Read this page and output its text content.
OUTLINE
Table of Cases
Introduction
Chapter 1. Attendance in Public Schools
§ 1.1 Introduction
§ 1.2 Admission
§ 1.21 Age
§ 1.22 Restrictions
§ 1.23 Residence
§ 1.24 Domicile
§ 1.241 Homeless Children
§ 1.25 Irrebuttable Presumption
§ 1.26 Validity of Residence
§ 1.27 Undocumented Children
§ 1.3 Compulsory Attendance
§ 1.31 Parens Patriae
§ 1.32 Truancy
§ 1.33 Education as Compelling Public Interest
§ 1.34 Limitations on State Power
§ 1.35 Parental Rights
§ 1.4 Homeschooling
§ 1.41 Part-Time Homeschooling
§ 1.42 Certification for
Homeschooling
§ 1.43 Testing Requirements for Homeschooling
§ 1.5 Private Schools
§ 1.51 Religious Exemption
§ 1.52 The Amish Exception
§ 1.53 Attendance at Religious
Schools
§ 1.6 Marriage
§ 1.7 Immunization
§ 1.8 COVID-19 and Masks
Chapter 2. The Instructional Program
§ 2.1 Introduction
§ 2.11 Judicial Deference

__________________________________________________

**WHAT THE TASK REQUIRES:** The records above are to be copied in full, exactly as written.

**ANSWER FOR THIS EXERCISE:**
Read this page and output its text content.
OUTLINE
Table of Cases
Introduction
Chapter 1. Attendance in Public Schools
§ 1.1 Introduction
§ 1.2 Admission
§ 1.21 Age
§ 1.22 Restrictions
§ 1.23 Residence
§ 1.24 Domicile
§ 1.241 Homeless Children
§ 1.25 Irrebuttable Presumption
§ 1.26 Validity of Residence
§ 1.27 Undocumented Children
§ 1.3 Compulsory Attendance
§ 1.31 Parens Patriae
§ 1.32 Truancy
§ 1.33 Education as Compelling Public Interest
§ 1.34 Limitations on State Power
§ 1.35 Parental Rights
§ 1.4 Homeschooling
§ 1.41 Part-Time Homeschooling
§ 1.42 Certification for
Homeschooling
§ 1.43 Testing Requirements for Homeschooling
§ 1.5 Private Schools
§ 1.51 Religious Exemption
§ 1.52 The Amish Exception
§ 1.53 Attendance at Religious
Schools
§ 1.6 Marriage
§ 1.7 Immunization
§ 1.8 COVID-19 and Masks
Chapter 2. The Instructional Program
§ 2.1 Introduction
§ 2.11 Judicial Deference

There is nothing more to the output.